Le 13 mars 2025, l’ordonnance portant réforme du régime des nullités en droit des sociétés[1], a été publiée au Journal Officiel, conformément au délai de neuf mois requis par la loi d’habilitation Attractivité du 13 juin 2024 du 13 juin 2024[2]. L’ordonnance prévoit que ses dispositions entrent en vigueur pour l’essentiel au 1er octobre 2025[3].
Le rapport au Président de la République[4] qui accompagne l’ordonnance précise que « le premier objectif poursuivi est celui de la sécurisation des décisions sociales, et du cantonnement des nullités susceptibles de les affecter ». De fait, l’objectif affiché de la réforme est de clarifier le régime des nullités afin de renforcer la sécurité juridique.
Une volonté de clarification et d’unification du régime des nullités en droit des sociétés
Jusqu’à présent, le régime des nullités était réparti entre le Code civil (articles1844-10 et suivants) et le Code de commerce (articles L. 235-1 et suivants). La réforme abroge les dispositions spécifiques du Code de commerce, faisant du Code civil la seule référence en matière de nullité.

──────────

### Tâches à réaliser
**1)** D'après le texte sur la réforme des nullités en droit des sociétés, à quelle date la plupart des dispositions de l'ordonnance entrent-elles en vigueur ?
**2)** Poursuivez le texte sur la réforme des nullités en droit des sociétés après sa dernière phrase.

──────────

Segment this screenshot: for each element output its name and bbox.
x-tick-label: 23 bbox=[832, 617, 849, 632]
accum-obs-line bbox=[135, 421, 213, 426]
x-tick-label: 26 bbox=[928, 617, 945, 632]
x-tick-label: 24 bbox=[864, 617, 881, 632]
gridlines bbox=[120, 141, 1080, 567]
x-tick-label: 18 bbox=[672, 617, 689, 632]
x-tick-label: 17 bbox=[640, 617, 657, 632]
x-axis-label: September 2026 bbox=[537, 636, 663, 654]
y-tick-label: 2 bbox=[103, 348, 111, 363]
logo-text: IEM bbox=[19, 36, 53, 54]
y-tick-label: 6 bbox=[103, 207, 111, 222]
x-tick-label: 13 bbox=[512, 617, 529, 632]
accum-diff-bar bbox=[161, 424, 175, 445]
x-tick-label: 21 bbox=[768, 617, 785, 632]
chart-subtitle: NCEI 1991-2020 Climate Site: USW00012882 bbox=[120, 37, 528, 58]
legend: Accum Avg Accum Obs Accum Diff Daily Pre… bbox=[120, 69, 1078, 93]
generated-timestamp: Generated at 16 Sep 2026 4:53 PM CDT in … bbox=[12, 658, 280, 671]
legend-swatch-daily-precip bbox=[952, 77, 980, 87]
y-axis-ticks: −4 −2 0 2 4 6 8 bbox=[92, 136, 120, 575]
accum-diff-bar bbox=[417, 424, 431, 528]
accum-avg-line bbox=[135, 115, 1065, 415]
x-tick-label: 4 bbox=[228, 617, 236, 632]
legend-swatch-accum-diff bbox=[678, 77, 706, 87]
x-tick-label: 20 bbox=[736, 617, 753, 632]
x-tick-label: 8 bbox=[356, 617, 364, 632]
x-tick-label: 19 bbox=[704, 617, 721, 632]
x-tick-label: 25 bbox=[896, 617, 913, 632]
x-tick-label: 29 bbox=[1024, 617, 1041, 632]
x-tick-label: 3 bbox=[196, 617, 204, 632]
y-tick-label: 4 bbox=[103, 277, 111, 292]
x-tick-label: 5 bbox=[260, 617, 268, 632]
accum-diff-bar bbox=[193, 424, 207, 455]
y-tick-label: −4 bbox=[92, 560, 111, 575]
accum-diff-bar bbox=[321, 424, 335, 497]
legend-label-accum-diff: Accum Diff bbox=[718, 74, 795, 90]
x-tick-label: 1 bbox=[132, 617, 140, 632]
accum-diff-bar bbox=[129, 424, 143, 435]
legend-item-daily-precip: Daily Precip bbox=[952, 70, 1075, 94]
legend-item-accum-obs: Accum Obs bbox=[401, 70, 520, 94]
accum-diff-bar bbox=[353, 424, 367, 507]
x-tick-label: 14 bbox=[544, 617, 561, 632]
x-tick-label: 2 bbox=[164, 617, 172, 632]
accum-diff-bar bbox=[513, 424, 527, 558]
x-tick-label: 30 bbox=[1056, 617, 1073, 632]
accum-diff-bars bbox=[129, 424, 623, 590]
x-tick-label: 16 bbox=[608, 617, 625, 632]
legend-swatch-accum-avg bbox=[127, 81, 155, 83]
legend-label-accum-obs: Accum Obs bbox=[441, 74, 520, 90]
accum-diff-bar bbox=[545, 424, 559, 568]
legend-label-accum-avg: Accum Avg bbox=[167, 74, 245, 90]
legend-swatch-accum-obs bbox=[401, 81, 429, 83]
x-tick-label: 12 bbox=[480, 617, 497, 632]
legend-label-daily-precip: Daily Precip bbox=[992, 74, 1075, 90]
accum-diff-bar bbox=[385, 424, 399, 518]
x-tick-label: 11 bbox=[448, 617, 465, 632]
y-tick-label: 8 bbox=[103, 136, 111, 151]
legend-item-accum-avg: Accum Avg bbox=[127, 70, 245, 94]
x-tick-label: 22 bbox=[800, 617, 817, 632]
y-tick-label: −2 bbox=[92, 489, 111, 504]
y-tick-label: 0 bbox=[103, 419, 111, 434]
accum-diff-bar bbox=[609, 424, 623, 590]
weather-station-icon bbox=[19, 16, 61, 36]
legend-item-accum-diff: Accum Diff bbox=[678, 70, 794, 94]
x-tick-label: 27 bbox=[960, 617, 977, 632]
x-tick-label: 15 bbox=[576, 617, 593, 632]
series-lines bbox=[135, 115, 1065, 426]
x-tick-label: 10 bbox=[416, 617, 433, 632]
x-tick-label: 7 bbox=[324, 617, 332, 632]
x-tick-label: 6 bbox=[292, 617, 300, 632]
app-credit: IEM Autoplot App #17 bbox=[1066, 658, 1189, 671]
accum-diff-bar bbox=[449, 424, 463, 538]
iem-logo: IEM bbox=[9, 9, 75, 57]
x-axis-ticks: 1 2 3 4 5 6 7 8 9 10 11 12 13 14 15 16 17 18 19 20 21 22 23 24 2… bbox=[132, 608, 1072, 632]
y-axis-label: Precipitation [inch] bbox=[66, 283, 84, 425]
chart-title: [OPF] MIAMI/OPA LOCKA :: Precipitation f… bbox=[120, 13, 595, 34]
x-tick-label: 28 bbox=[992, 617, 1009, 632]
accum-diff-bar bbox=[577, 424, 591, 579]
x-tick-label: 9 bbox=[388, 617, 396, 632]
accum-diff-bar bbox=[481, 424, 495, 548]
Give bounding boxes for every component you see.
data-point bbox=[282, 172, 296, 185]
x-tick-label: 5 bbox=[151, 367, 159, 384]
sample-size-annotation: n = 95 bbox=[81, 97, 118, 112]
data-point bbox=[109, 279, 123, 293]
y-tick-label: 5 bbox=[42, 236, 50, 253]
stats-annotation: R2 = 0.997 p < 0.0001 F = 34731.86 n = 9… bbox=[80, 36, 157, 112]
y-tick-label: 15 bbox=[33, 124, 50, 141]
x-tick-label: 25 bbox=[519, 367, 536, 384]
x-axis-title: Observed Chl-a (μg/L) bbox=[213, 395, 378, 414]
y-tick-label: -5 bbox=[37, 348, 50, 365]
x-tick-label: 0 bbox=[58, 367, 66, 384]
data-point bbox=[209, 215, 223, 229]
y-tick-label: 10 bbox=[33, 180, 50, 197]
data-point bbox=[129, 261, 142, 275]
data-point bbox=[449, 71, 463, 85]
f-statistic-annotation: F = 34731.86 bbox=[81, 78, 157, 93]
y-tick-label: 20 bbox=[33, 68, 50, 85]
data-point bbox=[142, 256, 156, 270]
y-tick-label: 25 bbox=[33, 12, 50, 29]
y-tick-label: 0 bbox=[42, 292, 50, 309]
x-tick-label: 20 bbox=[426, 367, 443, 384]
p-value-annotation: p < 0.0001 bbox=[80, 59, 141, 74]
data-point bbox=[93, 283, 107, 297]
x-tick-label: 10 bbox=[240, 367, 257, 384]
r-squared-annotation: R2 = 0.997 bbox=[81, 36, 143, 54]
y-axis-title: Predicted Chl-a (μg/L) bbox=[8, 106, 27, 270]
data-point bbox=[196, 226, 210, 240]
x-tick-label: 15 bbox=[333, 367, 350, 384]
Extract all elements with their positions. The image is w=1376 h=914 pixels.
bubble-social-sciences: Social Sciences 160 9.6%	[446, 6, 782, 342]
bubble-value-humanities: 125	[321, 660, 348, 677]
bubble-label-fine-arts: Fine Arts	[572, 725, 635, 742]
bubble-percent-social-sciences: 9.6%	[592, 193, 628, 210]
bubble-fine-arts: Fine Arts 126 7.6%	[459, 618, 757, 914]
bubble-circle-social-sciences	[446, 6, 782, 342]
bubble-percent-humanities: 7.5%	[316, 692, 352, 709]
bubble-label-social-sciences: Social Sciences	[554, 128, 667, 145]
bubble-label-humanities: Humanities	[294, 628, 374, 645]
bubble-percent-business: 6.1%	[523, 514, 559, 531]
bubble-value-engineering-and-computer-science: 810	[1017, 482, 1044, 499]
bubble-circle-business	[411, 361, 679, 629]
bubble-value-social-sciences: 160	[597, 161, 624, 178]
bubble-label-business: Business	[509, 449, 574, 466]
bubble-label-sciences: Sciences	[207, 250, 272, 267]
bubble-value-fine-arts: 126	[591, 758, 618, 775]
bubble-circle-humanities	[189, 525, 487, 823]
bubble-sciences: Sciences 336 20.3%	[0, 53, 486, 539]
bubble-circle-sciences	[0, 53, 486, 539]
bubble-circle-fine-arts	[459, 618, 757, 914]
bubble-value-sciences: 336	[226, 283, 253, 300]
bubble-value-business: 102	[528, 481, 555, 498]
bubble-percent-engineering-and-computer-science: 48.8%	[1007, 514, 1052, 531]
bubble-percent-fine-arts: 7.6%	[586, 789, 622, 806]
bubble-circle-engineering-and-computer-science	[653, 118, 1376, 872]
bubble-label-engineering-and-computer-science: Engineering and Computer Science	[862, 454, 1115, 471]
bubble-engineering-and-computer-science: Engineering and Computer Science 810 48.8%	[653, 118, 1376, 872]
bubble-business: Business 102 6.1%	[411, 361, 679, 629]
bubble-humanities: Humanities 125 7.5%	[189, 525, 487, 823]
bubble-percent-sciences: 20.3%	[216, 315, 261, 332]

──────────

### Réponses aux tâches
**1)** Au 1er octobre 2025.

**2)**
Par ailleurs, la réforme élargit les causes de nullité des actes et décisions des sociétés civiles et commerciales. Auparavant, les nullités étaient strictement encadrées, notamment pour les sociétés commerciales, l'annulation d'un acte modifiant les statuts nécessitant une disposition expresse. Cette réglementation entraînait des disparités avec les sociétés civiles, les actes les concernant étant plus facilement annulables. Désormais, selon l'article1844-10 du Code civil, la nullité d'une décision sociale ne peut résulter que de la violation d'une règle impérative du droit des sociétés, à l'exception du dernier alinéa de l'article 1833, ou de l'une des causes de nullité des contrats en général.
En outre, la terminologie « actes et délibérations », issue de la loi du 24 juillet 1966,est remplacée par « décisions sociales », ce qui exclut les conventions avec des tiers ainsi que les avis, opinions et recommandations émis par des instances collectives. Le régime des nullités est ainsi réservé aux décisions internes de la société, y compris celles des assemblées d’obligataires.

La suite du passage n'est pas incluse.